A viable range compensation model

Hello everyone,

We are using a trio of DW1000 sensors to obtain 2-way range information in real-world scenarios (open grass field and hardwood indoor courts).

We are aiming for centimeter accuracy of the two-way-ranging observables at 8 to 40 m range and therefore must worry about received power level for range compensation (as described in application note 11).

Our hope was that the estimated received signal power (as described in 4.7.2. of dw1000_user_manual-2.13) would be a good enough indicator of received power given the real-world environment so we could re-create a table like that on page 12 of application note 11.

However, when recording static calibration data, are finding that received power levels readings vary so much that they can’t directly be used as an input to a curve giving the necessary range-compensation.

For example, even after subtracting out biases, there does not seems to be a discernable trend between different sensors at different distances.

--*--

Carry on the post on DW1000 range compensation from its final sentence. The records after this point are separate from the post on DW1000 range compensation.

*Stored records:*
--*--

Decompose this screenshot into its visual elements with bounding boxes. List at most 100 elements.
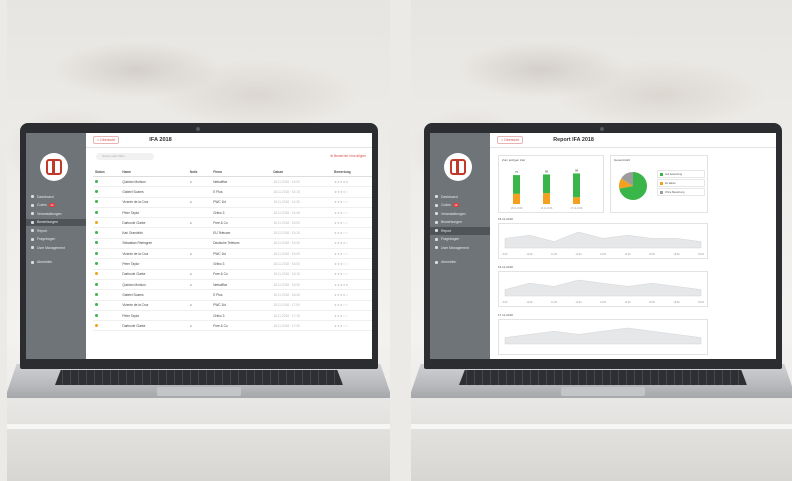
- gear-icon: [435, 246, 438, 250]
- sidebar-item-label: Fragebogen: [37, 237, 56, 242]
- status-dot-icon: [95, 200, 98, 204]
- company-cell: Grifco 3: [211, 258, 272, 270]
- table-row[interactable]: Vicente de la Cruz ∨ PWC 1kt 18.11.2018 · 1…: [93, 300, 372, 311]
- status-cell: [93, 186, 121, 198]
- column-header-status[interactable]: Status: [93, 167, 121, 177]
- column-header-name[interactable]: Name: [120, 167, 188, 177]
- trackpad: [157, 387, 241, 396]
- rating-cell: ★★★★☆: [332, 238, 372, 250]
- app-logo[interactable]: [444, 153, 472, 181]
- table-row[interactable]: Gabriel Soares E Plus 18.11.2018 · 16:45 ★★…: [93, 289, 372, 301]
- name-cell: Quintan Morison: [120, 176, 188, 188]
- date-cell: 18.11.2018 · 14:00: [271, 176, 333, 188]
- company-cell: E Plus: [211, 289, 272, 301]
- legend-item[interactable]: Ohne Bewertung: [657, 188, 705, 196]
- legend-item[interactable]: Zu klären: [657, 179, 705, 187]
- back-button[interactable]: < Übersicht: [497, 136, 524, 144]
- company-cell: PWC 1kt: [211, 300, 272, 311]
- company-cell: Grifco 3: [211, 310, 272, 322]
- sidebar-item-label: Veranstaltungen: [37, 211, 62, 216]
- table-row[interactable]: Peter Taylor Grifco 3 18.11.2018 · 14:45 ★★…: [93, 207, 372, 219]
- name-cell: Peter Taylor: [120, 258, 188, 270]
- name-cell: Darboole Clarke: [120, 320, 188, 332]
- company-cell: EU Telecom: [211, 227, 272, 239]
- sidebar-item-codes[interactable]: Codes 12: [26, 202, 86, 210]
- back-button[interactable]: < Übersicht: [93, 136, 120, 144]
- status-cell: [93, 176, 121, 188]
- sidebar-item-veranstaltungen[interactable]: Veranstaltungen: [26, 210, 86, 218]
- sidebar-item-report[interactable]: Report: [26, 227, 86, 235]
- message-icon: [435, 203, 438, 207]
- file-icon: [435, 237, 438, 241]
- sidebar-item-label: Codes: [37, 203, 47, 208]
- sidebar-item-abmelden[interactable]: Abmelden: [430, 259, 490, 267]
- sidebar-item-label: Abmelden: [37, 260, 53, 265]
- table-header: Status Name Notiz Firma Datum Bewertung: [93, 167, 372, 177]
- x-tick-label: 18:00: [698, 253, 705, 256]
- sidebar-item-fragebogen[interactable]: Fragebogen: [430, 236, 490, 244]
- name-cell: Sebastian Rheingren: [120, 238, 188, 250]
- legend-swatch: [660, 181, 663, 185]
- date-cell: 18.11.2018 · 15:30: [271, 238, 333, 250]
- table-row[interactable]: Darboole Clarke ∨ Free & Co 18.11.2018 · 17…: [93, 320, 372, 332]
- column-header-bewertung[interactable]: Bewertung: [332, 167, 372, 177]
- table-row[interactable]: Vicente de la Cruz ∨ PWC 1kt 18.11.2018 · 1…: [93, 248, 372, 260]
- laptop-photo-left: Dashboard Codes 12 Veranstaltungen Bewerbung…: [7, 0, 390, 481]
- status-dot-icon: [95, 210, 98, 214]
- sidebar-item-label: Fragebogen: [441, 237, 460, 242]
- sidebar-item-veranstaltungen[interactable]: Veranstaltungen: [430, 210, 490, 218]
- bar-x-tick: 17.11.2018: [571, 207, 583, 210]
- sidebar-item-user-management[interactable]: User Management: [430, 244, 490, 252]
- table-row[interactable]: Vicente de la Cruz ∨ PWC 1kt 18.11.2018 · 1…: [93, 197, 372, 208]
- sidebar-item-fragebogen[interactable]: Fragebogen: [26, 236, 86, 244]
- trackpad: [561, 387, 645, 396]
- keyboard: [55, 370, 343, 385]
- column-header-firma[interactable]: Firma: [211, 167, 272, 177]
- legend-label: Ohne Bewertung: [665, 190, 685, 194]
- add-applicant-label: Bewerber hinzufügen: [333, 154, 366, 158]
- name-cell: Kari Grandelin: [120, 227, 188, 239]
- search-input[interactable]: Suche oder Filter: [96, 153, 154, 160]
- gear-icon: [31, 246, 34, 250]
- date-cell: 18.11.2018 · 14:45: [271, 207, 333, 219]
- x-tick-label: 10:00: [527, 253, 534, 256]
- table-row[interactable]: Quintan Morison ∨ Netsoffice 18.11.2018 · 1…: [93, 279, 372, 291]
- table-row[interactable]: Darboole Clarke ∨ Free & Co 18.11.2018 · 15…: [93, 217, 372, 229]
- table-row[interactable]: Peter Taylor Grifco 3 18.11.2018 · 17:15 ★★…: [93, 310, 372, 322]
- rating-cell: ★★★★★: [332, 279, 372, 291]
- note-cell: [187, 207, 212, 219]
- sidebar-item-bewerbungen[interactable]: Bewerbungen: [26, 218, 86, 226]
- sidebar-item-report[interactable]: Report: [430, 227, 490, 235]
- table-row[interactable]: Kari Grandelin EU Telecom 18.11.2018 · 15:…: [93, 227, 372, 239]
- table-row[interactable]: Sebastian Rheingren Deutsche Telekom 18.11…: [93, 238, 372, 250]
- sidebar-item-label: User Management: [37, 245, 65, 250]
- sidebar-item-abmelden[interactable]: Abmelden: [26, 259, 86, 267]
- note-cell: [187, 227, 212, 239]
- logo-icon: [450, 159, 466, 175]
- add-applicant-button[interactable]: ⊕ Bewerber hinzufügen: [330, 154, 366, 158]
- rating-cell: ★★★☆☆: [332, 227, 372, 239]
- area-chart: [504, 327, 702, 345]
- area-series: [504, 279, 702, 297]
- sidebar-item-bewerbungen[interactable]: Bewerbungen: [430, 219, 490, 227]
- app-logo[interactable]: [40, 153, 68, 181]
- table-row[interactable]: Gabriel Soares E Plus 18.11.2018 · 14:15 ★★…: [93, 186, 372, 198]
- column-header-notiz[interactable]: Notiz: [187, 167, 212, 177]
- table-row[interactable]: Darboole Clarke ∨ Free & Co 18.11.2018 · 16…: [93, 269, 372, 280]
- sidebar-item-dashboard[interactable]: Dashboard: [26, 193, 86, 201]
- note-cell: ∨: [187, 217, 212, 229]
- date-cell: 18.11.2018 · 16:00: [271, 258, 333, 270]
- x-tick-label: 16:00: [674, 253, 681, 256]
- table-row[interactable]: Quintan Morison ∨ Netsoffice 18.11.2018 · 1…: [93, 176, 372, 188]
- sidebar-item-user-management[interactable]: User Management: [26, 244, 86, 252]
- table-row[interactable]: Peter Taylor Grifco 3 18.11.2018 · 16:00 ★★…: [93, 258, 372, 270]
- sidebar-item-codes[interactable]: Codes 12: [430, 202, 490, 210]
- date-cell: 18.11.2018 · 15:00: [271, 217, 333, 229]
- column-header-datum[interactable]: Datum: [271, 167, 333, 177]
- sidebar-item-dashboard[interactable]: Dashboard: [430, 193, 490, 201]
- date-cell: 18.11.2018 · 14:30: [271, 197, 333, 208]
- pie-chart-card: Gesamtzahl Gut bewertung Zu klären Ohne Be…: [610, 155, 708, 213]
- x-tick-label: 18:00: [698, 301, 705, 304]
- legend-item[interactable]: Gut bewertung: [657, 170, 705, 178]
- rating-cell: ★★★☆☆: [332, 269, 372, 280]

--*--

*Answer to the exercise:*
Is this approach reasonable? Should we instead try to develop an empirical range-compensation vs range model (assuming no multi-path)?

Surely others have bumped into this issue as well.

A few more details: we are seeing differences between the received power levels and the first path power levels (as described in 4.7.1. of dw1000_user_manual-2.13) anywhere between 4 to 11 dB (6-9 indicates multipath according to the user manual).

Any advice would be greatly appreciated.

The approach I’ve taken is to assume that the laws of physics are more consistent than the DW1000’s ability to give me the signal strength.
For an open field LOS situation there will be a direct relationship between signal strength and distance no matter what the reported power levels are.

So rather than using the signal power to calculate how much to compensate for the power sensitivity I used the measured range. I plotted measured range Vs range error and then fit a curve to the results and used that as my compensation.

Using this assumption means that the system will all fall to pieces as soon as you have a NLOS situation but if your use case avoids that then it works fine and has the added benefit that it’s faster and easier to do since you are already measuring the range.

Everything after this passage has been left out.